■ **Requirement**: Set down all of the entries word for word, omitting the images they contain.

■ **Data extract**:
..........
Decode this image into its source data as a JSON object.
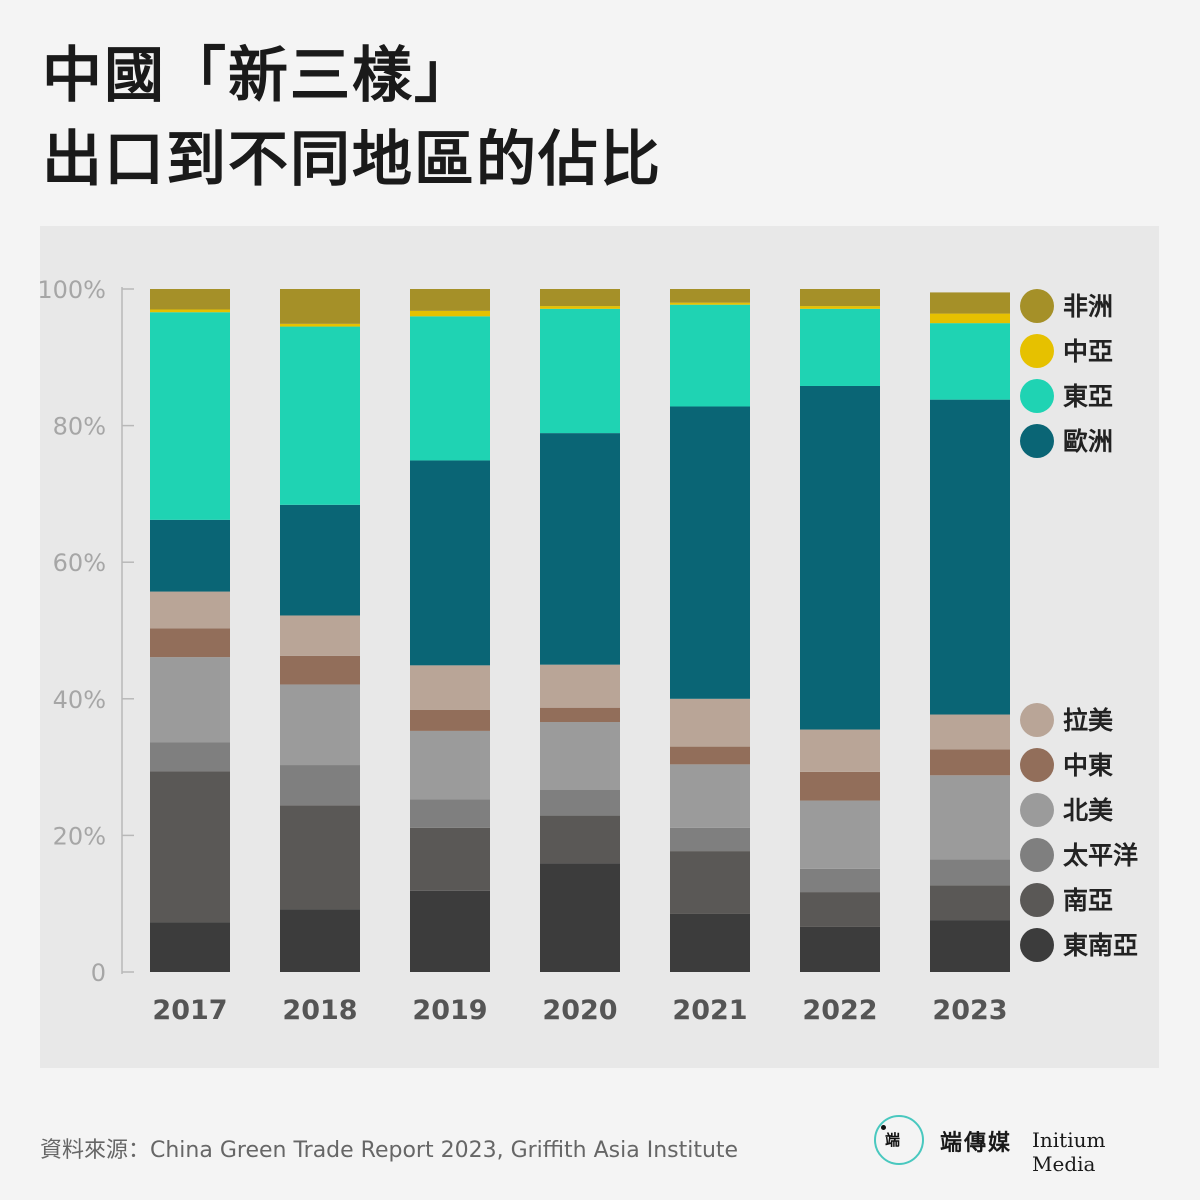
{
  "title": {
    "line1": "中國「新三樣」",
    "line2": "出口到不同地區的佔比"
  },
  "source": "資料來源：China Green Trade Report 2023, Griffith Asia Institute",
  "brand": {
    "mark": "端",
    "chinese": "端傳媒",
    "english": "Initium Media",
    "accent_color": "#49c8bf"
  },
  "chart_data": {
    "type": "bar",
    "stacked": true,
    "categories": [
      "2017",
      "2018",
      "2019",
      "2020",
      "2021",
      "2022",
      "2023"
    ],
    "ylim": [
      0,
      100
    ],
    "yticks": [
      0,
      20,
      40,
      60,
      80,
      100
    ],
    "ytick_labels": [
      "0",
      "20%",
      "40%",
      "60%",
      "80%",
      "100%"
    ],
    "series": [
      {
        "name": "東南亞",
        "color": "#3c3c3c",
        "values": [
          7.3,
          9.2,
          11.9,
          15.9,
          8.5,
          6.6,
          7.6
        ]
      },
      {
        "name": "南亞",
        "color": "#5a5856",
        "values": [
          22.1,
          15.2,
          9.2,
          7.0,
          9.2,
          5.1,
          5.1
        ]
      },
      {
        "name": "太平洋",
        "color": "#7f7f7f",
        "values": [
          4.2,
          5.9,
          4.2,
          3.8,
          3.4,
          3.4,
          3.8
        ]
      },
      {
        "name": "北美",
        "color": "#9b9b9b",
        "values": [
          12.5,
          11.8,
          10.0,
          9.9,
          9.3,
          10.0,
          12.3
        ]
      },
      {
        "name": "中東",
        "color": "#926e5a",
        "values": [
          4.2,
          4.2,
          3.1,
          2.1,
          2.6,
          4.2,
          3.8
        ]
      },
      {
        "name": "拉美",
        "color": "#b9a597",
        "values": [
          5.4,
          5.9,
          6.5,
          6.3,
          7.0,
          6.2,
          5.1
        ]
      },
      {
        "name": "歐洲",
        "color": "#0a6575",
        "values": [
          10.5,
          16.2,
          30.0,
          33.9,
          42.8,
          50.3,
          46.1
        ]
      },
      {
        "name": "東亞",
        "color": "#1fd3b3",
        "values": [
          30.4,
          26.1,
          21.1,
          18.2,
          14.9,
          11.3,
          11.2
        ]
      },
      {
        "name": "中亞",
        "color": "#e6c100",
        "values": [
          0.4,
          0.4,
          0.8,
          0.4,
          0.3,
          0.4,
          1.4
        ]
      },
      {
        "name": "非洲",
        "color": "#a59028",
        "values": [
          3.0,
          5.1,
          3.2,
          2.5,
          2.0,
          2.5,
          3.1
        ]
      }
    ],
    "legend": {
      "top_group": [
        "非洲",
        "中亞",
        "東亞",
        "歐洲"
      ],
      "bottom_group": [
        "拉美",
        "中東",
        "北美",
        "太平洋",
        "南亞",
        "東南亞"
      ],
      "position": "right"
    },
    "grid": false
  }
}
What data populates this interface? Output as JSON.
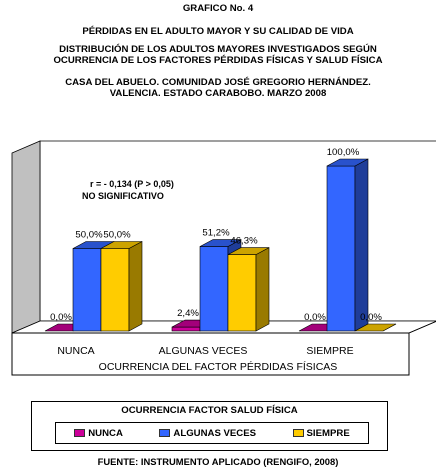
{
  "header": {
    "graph_no": "GRAFICO No. 4",
    "title": "PÉRDIDAS EN EL ADULTO MAYOR Y SU CALIDAD DE VIDA",
    "subtitle_1": "DISTRIBUCIÓN DE LOS ADULTOS MAYORES INVESTIGADOS SEGÚN",
    "subtitle_2": "OCURRENCIA DE LOS FACTORES PÉRDIDAS FÍSICAS Y SALUD FÍSICA",
    "place_1": "CASA DEL ABUELO. COMUNIDAD JOSÉ GREGORIO HERNÁNDEZ.",
    "place_2": "VALENCIA. ESTADO CARABOBO. MARZO 2008"
  },
  "chart_data": {
    "type": "bar",
    "categories": [
      "NUNCA",
      "ALGUNAS VECES",
      "SIEMPRE"
    ],
    "series": [
      {
        "name": "NUNCA",
        "values": [
          0.0,
          2.4,
          0.0
        ],
        "labels": [
          "0,0%",
          "2,4%",
          "0,0%"
        ],
        "color": "#cc0099"
      },
      {
        "name": "ALGUNAS VECES",
        "values": [
          50.0,
          51.2,
          100.0
        ],
        "labels": [
          "50,0%",
          "51,2%",
          "100,0%"
        ],
        "color": "#3366ff"
      },
      {
        "name": "SIEMPRE",
        "values": [
          50.0,
          46.3,
          0.0
        ],
        "labels": [
          "50,0%",
          "46,3%",
          "0,0%"
        ],
        "color": "#ffcc00"
      }
    ],
    "xlabel": "OCURRENCIA  DEL FACTOR PÉRDIDAS  FÍSICAS",
    "ylim": [
      0,
      100
    ],
    "grid": false,
    "annotation_1": "r = - 0,134 (P > 0,05)",
    "annotation_2": "NO SIGNIFICATIVO",
    "legend_title": "OCURRENCIA  FACTOR SALUD FÍSICA",
    "legend_position": "bottom",
    "wall_color": "#c0c0c0"
  },
  "footer": {
    "source": "FUENTE: INSTRUMENTO APLICADO (RENGIFO, 2008)"
  }
}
..........
■ **Exercise output**:
Decode this image into its source data as a JSON object.
{
  "title": {
    "line1": "中國「新三樣」",
    "line2": "出口到不同地區的佔比"
  },
  "source": "資料來源：China Green Trade Report 2023, Griffith Asia Institute",
  "brand": {
    "mark": "端",
    "chinese": "端傳媒",
    "english": "Initium Media",
    "accent_color": "#49c8bf"
  },
  "chart_data": {
    "type": "bar",
    "stacked": true,
    "categories": [
      "2017",
      "2018",
      "2019",
      "2020",
      "2021",
      "2022",
      "2023"
    ],
    "ylim": [
      0,
      100
    ],
    "yticks": [
      0,
      20,
      40,
      60,
      80,
      100
    ],
    "ytick_labels": [
      "0",
      "20%",
      "40%",
      "60%",
      "80%",
      "100%"
    ],
    "series": [
      {
        "name": "東南亞",
        "color": "#3c3c3c",
        "values": [
          7.3,
          9.2,
          11.9,
          15.9,
          8.5,
          6.6,
          7.6
        ]
      },
      {
        "name": "南亞",
        "color": "#5a5856",
        "values": [
          22.1,
          15.2,
          9.2,
          7.0,
          9.2,
          5.1,
          5.1
        ]
      },
      {
        "name": "太平洋",
        "color": "#7f7f7f",
        "values": [
          4.2,
          5.9,
          4.2,
          3.8,
          3.4,
          3.4,
          3.8
        ]
      },
      {
        "name": "北美",
        "color": "#9b9b9b",
        "values": [
          12.5,
          11.8,
          10.0,
          9.9,
          9.3,
          10.0,
          12.3
        ]
      },
      {
        "name": "中東",
        "color": "#926e5a",
        "values": [
          4.2,
          4.2,
          3.1,
          2.1,
          2.6,
          4.2,
          3.8
        ]
      },
      {
        "name": "拉美",
        "color": "#b9a597",
        "values": [
          5.4,
          5.9,
          6.5,
          6.3,
          7.0,
          6.2,
          5.1
        ]
      },
      {
        "name": "歐洲",
        "color": "#0a6575",
        "values": [
          10.5,
          16.2,
          30.0,
          33.9,
          42.8,
          50.3,
          46.1
        ]
      },
      {
        "name": "東亞",
        "color": "#1fd3b3",
        "values": [
          30.4,
          26.1,
          21.1,
          18.2,
          14.9,
          11.3,
          11.2
        ]
      },
      {
        "name": "中亞",
        "color": "#e6c100",
        "values": [
          0.4,
          0.4,
          0.8,
          0.4,
          0.3,
          0.4,
          1.4
        ]
      },
      {
        "name": "非洲",
        "color": "#a59028",
        "values": [
          3.0,
          5.1,
          3.2,
          2.5,
          2.0,
          2.5,
          3.1
        ]
      }
    ],
    "legend": {
      "top_group": [
        "非洲",
        "中亞",
        "東亞",
        "歐洲"
      ],
      "bottom_group": [
        "拉美",
        "中東",
        "北美",
        "太平洋",
        "南亞",
        "東南亞"
      ],
      "position": "right"
    },
    "grid": false
  }
}
What data populates this interface? Output as JSON.
{
  "header": {
    "graph_no": "GRAFICO No. 4",
    "title": "PÉRDIDAS EN EL ADULTO MAYOR Y SU CALIDAD DE VIDA",
    "subtitle_1": "DISTRIBUCIÓN DE LOS ADULTOS MAYORES INVESTIGADOS SEGÚN",
    "subtitle_2": "OCURRENCIA DE LOS FACTORES PÉRDIDAS FÍSICAS Y SALUD FÍSICA",
    "place_1": "CASA DEL ABUELO. COMUNIDAD JOSÉ GREGORIO HERNÁNDEZ.",
    "place_2": "VALENCIA. ESTADO CARABOBO. MARZO 2008"
  },
  "chart_data": {
    "type": "bar",
    "categories": [
      "NUNCA",
      "ALGUNAS VECES",
      "SIEMPRE"
    ],
    "series": [
      {
        "name": "NUNCA",
        "values": [
          0.0,
          2.4,
          0.0
        ],
        "labels": [
          "0,0%",
          "2,4%",
          "0,0%"
        ],
        "color": "#cc0099"
      },
      {
        "name": "ALGUNAS VECES",
        "values": [
          50.0,
          51.2,
          100.0
        ],
        "labels": [
          "50,0%",
          "51,2%",
          "100,0%"
        ],
        "color": "#3366ff"
      },
      {
        "name": "SIEMPRE",
        "values": [
          50.0,
          46.3,
          0.0
        ],
        "labels": [
          "50,0%",
          "46,3%",
          "0,0%"
        ],
        "color": "#ffcc00"
      }
    ],
    "xlabel": "OCURRENCIA  DEL FACTOR PÉRDIDAS  FÍSICAS",
    "ylim": [
      0,
      100
    ],
    "grid": false,
    "annotation_1": "r = - 0,134 (P > 0,05)",
    "annotation_2": "NO SIGNIFICATIVO",
    "legend_title": "OCURRENCIA  FACTOR SALUD FÍSICA",
    "legend_position": "bottom",
    "wall_color": "#c0c0c0"
  },
  "footer": {
    "source": "FUENTE: INSTRUMENTO APLICADO (RENGIFO, 2008)"
  }
}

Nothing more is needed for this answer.